━━ Given text
CLEARWATER, Fla. — Tommy Hunter was FaceTiming Jake Arrieta this past week around the same time Dave Hollins was calling Matt Klentak.
The four-month process that culminated Tuesday with Arrieta’s wearing a Phillies jersey included a slew of characters and elements. But the deal — a three-year contract worth $75 million — reached the finish line with pushes from two unlikely sources: Hunter, the team’s ping-pong-champion reliever, and Hollins, the third baseman for the pennant-winning 1993 Phillies.
Hunter urged his friend Arrieta to follow him to Philadelphia after Hunter signed in December. Hollins, now a Phillies scout, told the general manager what a pitcher such as Arrieta could bring. And both sales pitches were successful.
“I was coming hard in the paint, man,” Hunter said.
Hunter and Arrieta met in college, when they spent a summer on the U.S. national team before they were selected in the 2007 draft. They would team again five years later, when Texas dealt Hunter to the Baltimore Orioles. Their friendship grew in Baltimore, and their wives became close. It was also with the Orioles that their careers were tested.
The pitchers started the 2012 season in Baltimore’s starting rotation but found themselves in the minor leagues by summer after their ERAs had ballooned to more than 6.00. Six years later, they would join the Phillies by signing the biggest contracts of their lives just three months apart. But those life-altering millions likely never felt further away than they did that summer.
━━━━
━━ Stored data
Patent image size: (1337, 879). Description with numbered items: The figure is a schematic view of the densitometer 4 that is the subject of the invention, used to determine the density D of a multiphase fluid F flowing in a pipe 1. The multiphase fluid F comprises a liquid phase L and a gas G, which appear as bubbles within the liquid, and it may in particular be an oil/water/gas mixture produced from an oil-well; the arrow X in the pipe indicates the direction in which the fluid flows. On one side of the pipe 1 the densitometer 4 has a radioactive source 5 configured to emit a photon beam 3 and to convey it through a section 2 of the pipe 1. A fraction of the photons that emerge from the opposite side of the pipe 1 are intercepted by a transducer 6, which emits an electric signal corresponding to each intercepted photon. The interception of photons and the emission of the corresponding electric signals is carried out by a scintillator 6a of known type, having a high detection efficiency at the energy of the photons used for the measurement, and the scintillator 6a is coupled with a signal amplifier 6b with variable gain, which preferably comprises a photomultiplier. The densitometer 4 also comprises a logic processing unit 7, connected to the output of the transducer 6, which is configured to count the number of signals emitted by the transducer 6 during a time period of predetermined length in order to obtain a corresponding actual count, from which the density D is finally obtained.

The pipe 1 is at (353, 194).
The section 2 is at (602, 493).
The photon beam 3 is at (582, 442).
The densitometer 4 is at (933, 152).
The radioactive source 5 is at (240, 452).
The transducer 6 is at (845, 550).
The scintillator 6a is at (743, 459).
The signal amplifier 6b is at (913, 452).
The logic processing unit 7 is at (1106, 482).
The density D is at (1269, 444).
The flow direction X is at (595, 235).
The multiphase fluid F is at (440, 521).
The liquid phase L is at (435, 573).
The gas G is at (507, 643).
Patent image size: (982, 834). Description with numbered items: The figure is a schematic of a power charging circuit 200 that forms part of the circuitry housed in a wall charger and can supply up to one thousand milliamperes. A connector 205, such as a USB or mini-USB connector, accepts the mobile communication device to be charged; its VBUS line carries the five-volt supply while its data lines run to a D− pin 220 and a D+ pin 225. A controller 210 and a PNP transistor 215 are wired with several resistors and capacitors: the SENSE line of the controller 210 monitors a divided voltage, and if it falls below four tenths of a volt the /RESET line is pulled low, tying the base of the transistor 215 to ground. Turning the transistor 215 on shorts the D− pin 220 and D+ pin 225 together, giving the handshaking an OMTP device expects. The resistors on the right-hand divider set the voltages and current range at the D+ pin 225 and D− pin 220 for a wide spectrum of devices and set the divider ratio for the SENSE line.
━━━━
- Tasks to perform:
A. Answer these questions from the article about Jake Arrieta joining the Phillies, one answer per line, marked like the questions.
(i) How long was Arrieta's contract, and how much was it worth?
(ii) What position did Dave Hollins play for the 1993 Phillies?
(iii) In what year's draft were Hunter and Arrieta selected?
B. Output the part of the records from their start through the line containing "The densitometer 4 is at (933, 152)." as a numbered list, leaving out blank lines.

- The solutions:
A.
(i) Three years, $75 million
(ii) Third baseman
(iii) 2007

B.
1. Patent image size: (1337, 879). Description with numbered items: The figure is a schematic view of the densitometer 4 that is the subject of the invention, used to determine the density D of a multiphase fluid F flowing in a pipe 1. The multiphase fluid F comprises a liquid phase L and a gas G, which appear as bubbles within the liquid, and it may in particular be an oil/water/gas mixture produced from an oil-well; the arrow X in the pipe indicates the direction in which the fluid flows. On one side of the pipe 1 the densitometer 4 has a radioactive source 5 configured to emit a photon beam 3 and to convey it through a section 2 of the pipe 1. A fraction of the photons that emerge from the opposite side of the pipe 1 are intercepted by a transducer 6, which emits an electric signal corresponding to each intercepted photon. The interception of photons and the emission of the corresponding electric signals is carried out by a scintillator 6a of known type, having a high detection efficiency at the energy of the photons used for the measurement, and the scintillator 6a is coupled with a signal amplifier 6b with variable gain, which preferably comprises a photomultiplier. The densitometer 4 also comprises a logic processing unit 7, connected to the output of the transducer 6, which is configured to count the number of signals emitted by the transducer 6 during a time period of predetermined length in order to obtain a corresponding actual count, from which the density D is finally obtained.
2. The pipe 1 is at (353, 194).
3. The section 2 is at (602, 493).
4. The photon beam 3 is at (582, 442).
5. The densitometer 4 is at (933, 152).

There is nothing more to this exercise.